## Exercise task
Examine the records and identify each line that includes the string "door". Copy those lines.

## Data provided
>>>

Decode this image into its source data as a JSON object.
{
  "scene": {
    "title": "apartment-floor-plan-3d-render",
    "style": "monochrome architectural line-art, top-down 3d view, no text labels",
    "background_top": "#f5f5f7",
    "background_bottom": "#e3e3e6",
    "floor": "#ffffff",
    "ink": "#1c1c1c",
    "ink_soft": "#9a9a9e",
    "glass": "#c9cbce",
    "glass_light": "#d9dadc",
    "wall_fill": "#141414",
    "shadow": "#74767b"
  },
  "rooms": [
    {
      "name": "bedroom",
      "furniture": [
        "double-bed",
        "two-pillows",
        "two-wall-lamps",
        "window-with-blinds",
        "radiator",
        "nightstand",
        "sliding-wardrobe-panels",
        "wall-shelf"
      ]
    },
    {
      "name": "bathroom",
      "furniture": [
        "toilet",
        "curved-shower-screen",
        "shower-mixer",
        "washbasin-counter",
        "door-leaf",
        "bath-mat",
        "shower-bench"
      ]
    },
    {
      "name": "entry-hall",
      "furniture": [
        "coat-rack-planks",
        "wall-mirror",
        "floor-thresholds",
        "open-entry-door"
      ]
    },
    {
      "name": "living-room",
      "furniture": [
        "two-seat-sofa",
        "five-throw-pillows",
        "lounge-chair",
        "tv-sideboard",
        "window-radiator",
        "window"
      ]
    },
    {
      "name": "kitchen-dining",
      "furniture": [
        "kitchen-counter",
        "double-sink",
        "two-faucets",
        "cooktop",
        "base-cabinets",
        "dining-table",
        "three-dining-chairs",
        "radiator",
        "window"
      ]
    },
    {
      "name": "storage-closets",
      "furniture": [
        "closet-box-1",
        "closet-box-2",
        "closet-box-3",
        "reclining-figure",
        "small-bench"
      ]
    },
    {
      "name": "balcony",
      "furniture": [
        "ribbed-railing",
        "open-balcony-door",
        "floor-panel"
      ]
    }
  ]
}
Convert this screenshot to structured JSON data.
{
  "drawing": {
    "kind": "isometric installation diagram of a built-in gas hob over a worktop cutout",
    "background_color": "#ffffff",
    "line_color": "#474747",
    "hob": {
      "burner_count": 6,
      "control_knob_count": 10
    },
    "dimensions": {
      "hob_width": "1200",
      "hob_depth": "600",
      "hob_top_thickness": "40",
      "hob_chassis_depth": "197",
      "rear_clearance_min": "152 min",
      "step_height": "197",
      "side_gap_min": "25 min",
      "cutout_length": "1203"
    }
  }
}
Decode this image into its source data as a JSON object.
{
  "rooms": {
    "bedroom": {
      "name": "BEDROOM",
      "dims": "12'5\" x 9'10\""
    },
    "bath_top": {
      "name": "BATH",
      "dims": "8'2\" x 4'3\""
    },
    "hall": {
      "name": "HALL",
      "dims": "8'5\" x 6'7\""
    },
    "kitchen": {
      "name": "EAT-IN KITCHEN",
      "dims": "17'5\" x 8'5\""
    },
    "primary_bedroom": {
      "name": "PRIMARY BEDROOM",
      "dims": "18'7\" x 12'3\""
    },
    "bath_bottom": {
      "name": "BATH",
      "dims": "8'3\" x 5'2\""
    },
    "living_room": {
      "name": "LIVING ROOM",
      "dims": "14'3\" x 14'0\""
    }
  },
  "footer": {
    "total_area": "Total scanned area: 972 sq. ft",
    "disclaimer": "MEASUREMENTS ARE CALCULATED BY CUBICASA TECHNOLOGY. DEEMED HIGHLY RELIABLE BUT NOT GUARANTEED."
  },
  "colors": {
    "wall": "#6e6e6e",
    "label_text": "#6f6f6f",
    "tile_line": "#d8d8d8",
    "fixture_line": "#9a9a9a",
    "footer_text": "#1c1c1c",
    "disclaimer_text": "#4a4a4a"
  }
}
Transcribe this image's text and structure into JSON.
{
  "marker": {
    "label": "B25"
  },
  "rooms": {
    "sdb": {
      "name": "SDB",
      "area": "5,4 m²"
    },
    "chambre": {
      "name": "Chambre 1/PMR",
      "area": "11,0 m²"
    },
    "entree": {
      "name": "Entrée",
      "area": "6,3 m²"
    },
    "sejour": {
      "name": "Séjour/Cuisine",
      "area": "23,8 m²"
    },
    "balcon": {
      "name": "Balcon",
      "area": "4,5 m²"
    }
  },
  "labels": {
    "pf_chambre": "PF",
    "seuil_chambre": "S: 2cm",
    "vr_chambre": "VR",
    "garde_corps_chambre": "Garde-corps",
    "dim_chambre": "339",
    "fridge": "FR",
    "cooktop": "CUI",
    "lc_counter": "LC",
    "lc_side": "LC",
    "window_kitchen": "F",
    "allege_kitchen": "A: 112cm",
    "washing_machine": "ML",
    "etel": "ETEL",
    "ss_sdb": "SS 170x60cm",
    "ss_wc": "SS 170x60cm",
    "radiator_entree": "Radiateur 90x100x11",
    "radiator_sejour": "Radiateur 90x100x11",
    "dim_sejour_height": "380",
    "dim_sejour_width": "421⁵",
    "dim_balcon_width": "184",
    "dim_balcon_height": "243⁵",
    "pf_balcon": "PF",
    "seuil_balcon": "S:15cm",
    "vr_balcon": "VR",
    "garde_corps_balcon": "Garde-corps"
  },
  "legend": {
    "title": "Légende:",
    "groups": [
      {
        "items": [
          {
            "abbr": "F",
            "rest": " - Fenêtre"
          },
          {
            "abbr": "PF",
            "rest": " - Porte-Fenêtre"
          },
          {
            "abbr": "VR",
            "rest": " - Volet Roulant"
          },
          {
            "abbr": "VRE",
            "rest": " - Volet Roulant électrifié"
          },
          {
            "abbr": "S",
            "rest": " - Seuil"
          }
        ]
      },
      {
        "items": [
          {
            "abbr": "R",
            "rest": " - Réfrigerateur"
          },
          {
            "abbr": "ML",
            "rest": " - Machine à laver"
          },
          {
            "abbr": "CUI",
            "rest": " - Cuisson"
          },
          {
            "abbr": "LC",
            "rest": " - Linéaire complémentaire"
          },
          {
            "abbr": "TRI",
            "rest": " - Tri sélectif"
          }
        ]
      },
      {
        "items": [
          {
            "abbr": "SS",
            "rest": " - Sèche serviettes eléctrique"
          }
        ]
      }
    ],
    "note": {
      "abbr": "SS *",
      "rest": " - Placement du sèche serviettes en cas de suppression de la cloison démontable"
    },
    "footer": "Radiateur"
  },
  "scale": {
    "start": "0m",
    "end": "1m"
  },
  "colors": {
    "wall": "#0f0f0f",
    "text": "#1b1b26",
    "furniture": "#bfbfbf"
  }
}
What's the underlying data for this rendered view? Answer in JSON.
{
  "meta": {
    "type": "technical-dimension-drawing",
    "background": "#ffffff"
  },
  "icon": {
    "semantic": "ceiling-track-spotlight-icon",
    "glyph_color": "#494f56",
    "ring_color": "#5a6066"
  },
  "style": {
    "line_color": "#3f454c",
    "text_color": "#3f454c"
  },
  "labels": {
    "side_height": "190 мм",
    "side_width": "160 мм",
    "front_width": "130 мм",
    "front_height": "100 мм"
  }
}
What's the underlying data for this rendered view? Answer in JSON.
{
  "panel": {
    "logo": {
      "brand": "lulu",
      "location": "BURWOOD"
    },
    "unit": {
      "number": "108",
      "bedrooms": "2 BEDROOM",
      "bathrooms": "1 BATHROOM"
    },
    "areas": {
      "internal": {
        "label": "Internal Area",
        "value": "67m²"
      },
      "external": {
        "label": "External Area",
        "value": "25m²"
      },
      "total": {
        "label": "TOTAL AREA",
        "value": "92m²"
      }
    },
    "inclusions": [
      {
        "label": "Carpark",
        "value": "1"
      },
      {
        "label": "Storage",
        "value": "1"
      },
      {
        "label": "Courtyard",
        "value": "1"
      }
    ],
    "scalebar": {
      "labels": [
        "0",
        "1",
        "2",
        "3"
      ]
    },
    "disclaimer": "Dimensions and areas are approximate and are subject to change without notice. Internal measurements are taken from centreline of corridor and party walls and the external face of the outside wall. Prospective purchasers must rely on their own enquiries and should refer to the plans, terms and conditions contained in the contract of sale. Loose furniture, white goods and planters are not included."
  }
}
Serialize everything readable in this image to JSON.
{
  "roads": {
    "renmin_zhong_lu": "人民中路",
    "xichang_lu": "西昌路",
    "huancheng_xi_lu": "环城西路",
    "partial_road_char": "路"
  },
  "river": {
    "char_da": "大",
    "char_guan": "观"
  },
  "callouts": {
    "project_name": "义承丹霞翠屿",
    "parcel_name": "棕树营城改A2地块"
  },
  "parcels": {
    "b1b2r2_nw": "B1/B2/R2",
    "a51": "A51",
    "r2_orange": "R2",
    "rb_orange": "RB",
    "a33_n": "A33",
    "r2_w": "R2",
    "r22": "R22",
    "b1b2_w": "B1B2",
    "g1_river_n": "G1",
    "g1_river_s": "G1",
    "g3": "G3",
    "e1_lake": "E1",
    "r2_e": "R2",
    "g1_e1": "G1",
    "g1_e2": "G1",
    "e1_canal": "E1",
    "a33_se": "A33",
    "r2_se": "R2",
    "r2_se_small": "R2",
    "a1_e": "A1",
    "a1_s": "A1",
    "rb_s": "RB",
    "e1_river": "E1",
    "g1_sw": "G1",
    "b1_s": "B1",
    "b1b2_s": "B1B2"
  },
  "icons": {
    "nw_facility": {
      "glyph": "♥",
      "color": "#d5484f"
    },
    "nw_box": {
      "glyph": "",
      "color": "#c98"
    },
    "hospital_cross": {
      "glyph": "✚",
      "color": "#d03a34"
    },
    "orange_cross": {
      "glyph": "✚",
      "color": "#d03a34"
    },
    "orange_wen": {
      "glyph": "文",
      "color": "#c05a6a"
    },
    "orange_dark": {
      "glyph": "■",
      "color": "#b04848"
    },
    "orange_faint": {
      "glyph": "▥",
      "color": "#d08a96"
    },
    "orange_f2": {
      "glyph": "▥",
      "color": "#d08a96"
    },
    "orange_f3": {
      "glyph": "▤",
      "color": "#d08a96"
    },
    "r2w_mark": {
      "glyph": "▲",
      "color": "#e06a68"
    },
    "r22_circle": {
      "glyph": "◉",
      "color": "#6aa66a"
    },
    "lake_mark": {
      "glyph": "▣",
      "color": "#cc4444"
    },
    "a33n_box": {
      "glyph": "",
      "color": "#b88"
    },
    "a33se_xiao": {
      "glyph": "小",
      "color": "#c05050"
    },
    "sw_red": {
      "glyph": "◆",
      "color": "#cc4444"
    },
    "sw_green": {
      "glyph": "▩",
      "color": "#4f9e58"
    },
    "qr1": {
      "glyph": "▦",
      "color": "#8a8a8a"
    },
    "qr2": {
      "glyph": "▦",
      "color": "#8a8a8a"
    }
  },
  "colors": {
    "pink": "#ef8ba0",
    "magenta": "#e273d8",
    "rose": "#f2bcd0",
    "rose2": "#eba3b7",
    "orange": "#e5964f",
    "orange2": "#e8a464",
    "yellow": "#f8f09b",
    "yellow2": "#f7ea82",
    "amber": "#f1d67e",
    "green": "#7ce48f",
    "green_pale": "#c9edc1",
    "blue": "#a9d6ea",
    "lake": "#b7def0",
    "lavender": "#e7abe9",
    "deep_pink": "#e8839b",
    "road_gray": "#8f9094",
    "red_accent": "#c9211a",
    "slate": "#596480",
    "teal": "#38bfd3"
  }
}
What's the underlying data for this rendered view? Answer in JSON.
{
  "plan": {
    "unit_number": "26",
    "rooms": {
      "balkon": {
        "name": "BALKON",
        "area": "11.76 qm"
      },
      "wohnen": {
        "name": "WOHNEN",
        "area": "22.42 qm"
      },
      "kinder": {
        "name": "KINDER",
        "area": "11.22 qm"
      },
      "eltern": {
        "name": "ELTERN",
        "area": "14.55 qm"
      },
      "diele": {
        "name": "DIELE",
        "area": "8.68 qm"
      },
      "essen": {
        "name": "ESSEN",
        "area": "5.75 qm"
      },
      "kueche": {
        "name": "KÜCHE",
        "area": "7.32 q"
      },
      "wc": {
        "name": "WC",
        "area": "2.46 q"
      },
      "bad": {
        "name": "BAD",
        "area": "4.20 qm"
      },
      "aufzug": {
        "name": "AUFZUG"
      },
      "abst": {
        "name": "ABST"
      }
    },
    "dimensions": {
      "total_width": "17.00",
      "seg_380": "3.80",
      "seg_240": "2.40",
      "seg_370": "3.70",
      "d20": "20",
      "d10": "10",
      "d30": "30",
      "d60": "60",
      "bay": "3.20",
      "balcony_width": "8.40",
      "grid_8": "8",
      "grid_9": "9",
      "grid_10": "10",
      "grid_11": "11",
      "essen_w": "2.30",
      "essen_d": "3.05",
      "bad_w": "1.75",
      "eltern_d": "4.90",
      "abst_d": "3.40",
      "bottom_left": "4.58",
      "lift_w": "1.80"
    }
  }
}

<<<

## Result of the task
        "door-leaf",
        "open-entry-door"
        "open-balcony-door",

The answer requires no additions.